Reproduce each line of the listing exactly.
————
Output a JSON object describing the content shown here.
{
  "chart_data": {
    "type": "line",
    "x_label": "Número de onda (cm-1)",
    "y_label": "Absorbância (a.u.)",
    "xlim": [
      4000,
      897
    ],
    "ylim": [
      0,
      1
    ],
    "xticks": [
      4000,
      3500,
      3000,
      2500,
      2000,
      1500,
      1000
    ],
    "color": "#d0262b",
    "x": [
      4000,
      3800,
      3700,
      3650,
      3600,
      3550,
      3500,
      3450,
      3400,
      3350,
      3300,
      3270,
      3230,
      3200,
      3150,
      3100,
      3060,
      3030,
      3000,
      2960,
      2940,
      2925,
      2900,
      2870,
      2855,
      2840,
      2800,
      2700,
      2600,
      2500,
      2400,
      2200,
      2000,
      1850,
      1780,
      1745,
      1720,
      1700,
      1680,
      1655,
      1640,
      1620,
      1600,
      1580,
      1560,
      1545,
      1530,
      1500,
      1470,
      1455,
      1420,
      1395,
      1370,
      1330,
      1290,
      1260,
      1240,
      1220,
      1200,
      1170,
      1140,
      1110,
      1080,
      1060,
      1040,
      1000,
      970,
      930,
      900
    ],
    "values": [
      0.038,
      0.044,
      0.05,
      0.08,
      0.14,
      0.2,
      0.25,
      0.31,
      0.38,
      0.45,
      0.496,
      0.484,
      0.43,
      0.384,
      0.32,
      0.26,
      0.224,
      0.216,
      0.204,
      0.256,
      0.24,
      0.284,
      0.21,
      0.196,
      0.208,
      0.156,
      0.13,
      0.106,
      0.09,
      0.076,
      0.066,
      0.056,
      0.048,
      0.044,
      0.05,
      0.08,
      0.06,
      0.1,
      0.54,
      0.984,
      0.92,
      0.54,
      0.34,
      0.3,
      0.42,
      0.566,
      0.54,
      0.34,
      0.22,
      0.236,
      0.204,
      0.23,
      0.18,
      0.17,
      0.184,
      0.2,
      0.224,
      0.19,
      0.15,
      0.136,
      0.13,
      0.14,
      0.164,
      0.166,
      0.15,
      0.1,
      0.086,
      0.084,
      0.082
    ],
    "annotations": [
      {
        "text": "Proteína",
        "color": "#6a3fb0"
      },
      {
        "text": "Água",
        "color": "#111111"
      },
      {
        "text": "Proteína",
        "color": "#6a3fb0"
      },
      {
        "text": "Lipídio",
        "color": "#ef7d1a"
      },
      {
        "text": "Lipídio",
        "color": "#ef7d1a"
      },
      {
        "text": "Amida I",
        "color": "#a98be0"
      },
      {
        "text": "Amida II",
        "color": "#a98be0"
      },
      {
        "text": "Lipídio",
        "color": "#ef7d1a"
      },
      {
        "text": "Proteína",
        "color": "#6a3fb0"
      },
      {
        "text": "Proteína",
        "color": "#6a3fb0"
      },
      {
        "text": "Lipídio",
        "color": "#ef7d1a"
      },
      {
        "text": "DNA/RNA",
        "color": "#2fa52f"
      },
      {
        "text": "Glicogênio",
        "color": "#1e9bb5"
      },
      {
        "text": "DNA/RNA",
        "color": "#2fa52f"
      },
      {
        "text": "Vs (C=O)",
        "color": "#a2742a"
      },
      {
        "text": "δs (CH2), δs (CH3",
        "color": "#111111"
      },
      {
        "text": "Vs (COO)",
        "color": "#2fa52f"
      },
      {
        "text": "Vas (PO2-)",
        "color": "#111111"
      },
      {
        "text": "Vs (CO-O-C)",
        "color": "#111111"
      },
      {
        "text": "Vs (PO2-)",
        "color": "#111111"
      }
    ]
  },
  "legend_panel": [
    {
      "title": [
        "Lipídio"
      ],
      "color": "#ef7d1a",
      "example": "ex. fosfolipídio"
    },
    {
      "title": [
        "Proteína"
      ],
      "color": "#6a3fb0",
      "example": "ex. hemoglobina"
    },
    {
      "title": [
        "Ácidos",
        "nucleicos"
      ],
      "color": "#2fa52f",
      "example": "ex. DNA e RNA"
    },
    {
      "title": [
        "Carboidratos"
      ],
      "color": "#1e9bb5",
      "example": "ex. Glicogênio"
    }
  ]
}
————
Correct response
Output a JSON object describing the content shown here.
{
  "chart_data": {
    "type": "line",
    "x_label": "Número de onda (cm-1)",
    "y_label": "Absorbância (a.u.)",
    "xlim": [
      4000,
      897
    ],
    "ylim": [
      0,
      1
    ],
    "xticks": [
      4000,
      3500,
      3000,
      2500,
      2000,
      1500,
      1000
    ],
    "color": "#d0262b",
    "x": [
      4000,
      3800,
      3700,
      3650,
      3600,
      3550,
      3500,
      3450,
      3400,
      3350,
      3300,
      3270,
      3230,
      3200,
      3150,
      3100,
      3060,
      3030,
      3000,
      2960,
      2940,
      2925,
      2900,
      2870,
      2855,
      2840,
      2800,
      2700,
      2600,
      2500,
      2400,
      2200,
      2000,
      1850,
      1780,
      1745,
      1720,
      1700,
      1680,
      1655,
      1640,
      1620,
      1600,
      1580,
      1560,
      1545,
      1530,
      1500,
      1470,
      1455,
      1420,
      1395,
      1370,
      1330,
      1290,
      1260,
      1240,
      1220,
      1200,
      1170,
      1140,
      1110,
      1080,
      1060,
      1040,
      1000,
      970,
      930,
      900
    ],
    "values": [
      0.038,
      0.044,
      0.05,
      0.08,
      0.14,
      0.2,
      0.25,
      0.31,
      0.38,
      0.45,
      0.496,
      0.484,
      0.43,
      0.384,
      0.32,
      0.26,
      0.224,
      0.216,
      0.204,
      0.256,
      0.24,
      0.284,
      0.21,
      0.196,
      0.208,
      0.156,
      0.13,
      0.106,
      0.09,
      0.076,
      0.066,
      0.056,
      0.048,
      0.044,
      0.05,
      0.08,
      0.06,
      0.1,
      0.54,
      0.984,
      0.92,
      0.54,
      0.34,
      0.3,
      0.42,
      0.566,
      0.54,
      0.34,
      0.22,
      0.236,
      0.204,
      0.23,
      0.18,
      0.17,
      0.184,
      0.2,
      0.224,
      0.19,
      0.15,
      0.136,
      0.13,
      0.14,
      0.164,
      0.166,
      0.15,
      0.1,
      0.086,
      0.084,
      0.082
    ],
    "annotations": [
      {
        "text": "Proteína",
        "color": "#6a3fb0"
      },
      {
        "text": "Água",
        "color": "#111111"
      },
      {
        "text": "Proteína",
        "color": "#6a3fb0"
      },
      {
        "text": "Lipídio",
        "color": "#ef7d1a"
      },
      {
        "text": "Lipídio",
        "color": "#ef7d1a"
      },
      {
        "text": "Amida I",
        "color": "#a98be0"
      },
      {
        "text": "Amida II",
        "color": "#a98be0"
      },
      {
        "text": "Lipídio",
        "color": "#ef7d1a"
      },
      {
        "text": "Proteína",
        "color": "#6a3fb0"
      },
      {
        "text": "Proteína",
        "color": "#6a3fb0"
      },
      {
        "text": "Lipídio",
        "color": "#ef7d1a"
      },
      {
        "text": "DNA/RNA",
        "color": "#2fa52f"
      },
      {
        "text": "Glicogênio",
        "color": "#1e9bb5"
      },
      {
        "text": "DNA/RNA",
        "color": "#2fa52f"
      },
      {
        "text": "Vs (C=O)",
        "color": "#a2742a"
      },
      {
        "text": "δs (CH2), δs (CH3",
        "color": "#111111"
      },
      {
        "text": "Vs (COO)",
        "color": "#2fa52f"
      },
      {
        "text": "Vas (PO2-)",
        "color": "#111111"
      },
      {
        "text": "Vs (CO-O-C)",
        "color": "#111111"
      },
      {
        "text": "Vs (PO2-)",
        "color": "#111111"
      }
    ]
  },
  "legend_panel": [
    {
      "title": [
        "Lipídio"
      ],
      "color": "#ef7d1a",
      "example": "ex. fosfolipídio"
    },
    {
      "title": [
        "Proteína"
      ],
      "color": "#6a3fb0",
      "example": "ex. hemoglobina"
    },
    {
      "title": [
        "Ácidos",
        "nucleicos"
      ],
      "color": "#2fa52f",
      "example": "ex. DNA e RNA"
    },
    {
      "title": [
        "Carboidratos"
      ],
      "color": "#1e9bb5",
      "example": "ex. Glicogênio"
    }
  ]
}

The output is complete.